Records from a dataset
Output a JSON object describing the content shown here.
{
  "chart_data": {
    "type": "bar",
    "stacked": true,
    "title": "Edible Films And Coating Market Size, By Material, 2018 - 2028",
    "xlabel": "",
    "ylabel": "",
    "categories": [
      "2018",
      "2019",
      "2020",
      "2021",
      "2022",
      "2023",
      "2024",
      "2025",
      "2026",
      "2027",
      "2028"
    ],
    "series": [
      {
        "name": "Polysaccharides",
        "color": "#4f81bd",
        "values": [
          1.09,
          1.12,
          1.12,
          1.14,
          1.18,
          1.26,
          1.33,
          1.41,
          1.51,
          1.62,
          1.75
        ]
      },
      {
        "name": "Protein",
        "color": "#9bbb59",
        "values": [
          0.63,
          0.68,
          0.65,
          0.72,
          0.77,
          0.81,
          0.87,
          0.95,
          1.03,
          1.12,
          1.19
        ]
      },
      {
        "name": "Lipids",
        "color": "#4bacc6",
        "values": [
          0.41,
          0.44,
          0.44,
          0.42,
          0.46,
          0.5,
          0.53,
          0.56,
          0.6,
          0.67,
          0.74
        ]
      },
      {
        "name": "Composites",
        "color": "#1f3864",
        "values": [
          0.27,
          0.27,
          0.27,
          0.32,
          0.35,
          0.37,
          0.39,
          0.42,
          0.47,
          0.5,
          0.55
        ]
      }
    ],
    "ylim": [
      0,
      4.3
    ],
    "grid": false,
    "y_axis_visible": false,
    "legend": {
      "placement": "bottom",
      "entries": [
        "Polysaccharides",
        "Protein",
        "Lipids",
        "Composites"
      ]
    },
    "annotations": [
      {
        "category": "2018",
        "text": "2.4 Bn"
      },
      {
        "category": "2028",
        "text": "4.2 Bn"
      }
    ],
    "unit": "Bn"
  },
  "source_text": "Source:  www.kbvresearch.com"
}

● What is being asked:
The answer must reproduce all of the entries exactly.

● Output below:
Output a JSON object describing the content shown here.
{
  "chart_data": {
    "type": "bar",
    "stacked": true,
    "title": "Edible Films And Coating Market Size, By Material, 2018 - 2028",
    "xlabel": "",
    "ylabel": "",
    "categories": [
      "2018",
      "2019",
      "2020",
      "2021",
      "2022",
      "2023",
      "2024",
      "2025",
      "2026",
      "2027",
      "2028"
    ],
    "series": [
      {
        "name": "Polysaccharides",
        "color": "#4f81bd",
        "values": [
          1.09,
          1.12,
          1.12,
          1.14,
          1.18,
          1.26,
          1.33,
          1.41,
          1.51,
          1.62,
          1.75
        ]
      },
      {
        "name": "Protein",
        "color": "#9bbb59",
        "values": [
          0.63,
          0.68,
          0.65,
          0.72,
          0.77,
          0.81,
          0.87,
          0.95,
          1.03,
          1.12,
          1.19
        ]
      },
      {
        "name": "Lipids",
        "color": "#4bacc6",
        "values": [
          0.41,
          0.44,
          0.44,
          0.42,
          0.46,
          0.5,
          0.53,
          0.56,
          0.6,
          0.67,
          0.74
        ]
      },
      {
        "name": "Composites",
        "color": "#1f3864",
        "values": [
          0.27,
          0.27,
          0.27,
          0.32,
          0.35,
          0.37,
          0.39,
          0.42,
          0.47,
          0.5,
          0.55
        ]
      }
    ],
    "ylim": [
      0,
      4.3
    ],
    "grid": false,
    "y_axis_visible": false,
    "legend": {
      "placement": "bottom",
      "entries": [
        "Polysaccharides",
        "Protein",
        "Lipids",
        "Composites"
      ]
    },
    "annotations": [
      {
        "category": "2018",
        "text": "2.4 Bn"
      },
      {
        "category": "2028",
        "text": "4.2 Bn"
      }
    ],
    "unit": "Bn"
  },
  "source_text": "Source:  www.kbvresearch.com"
}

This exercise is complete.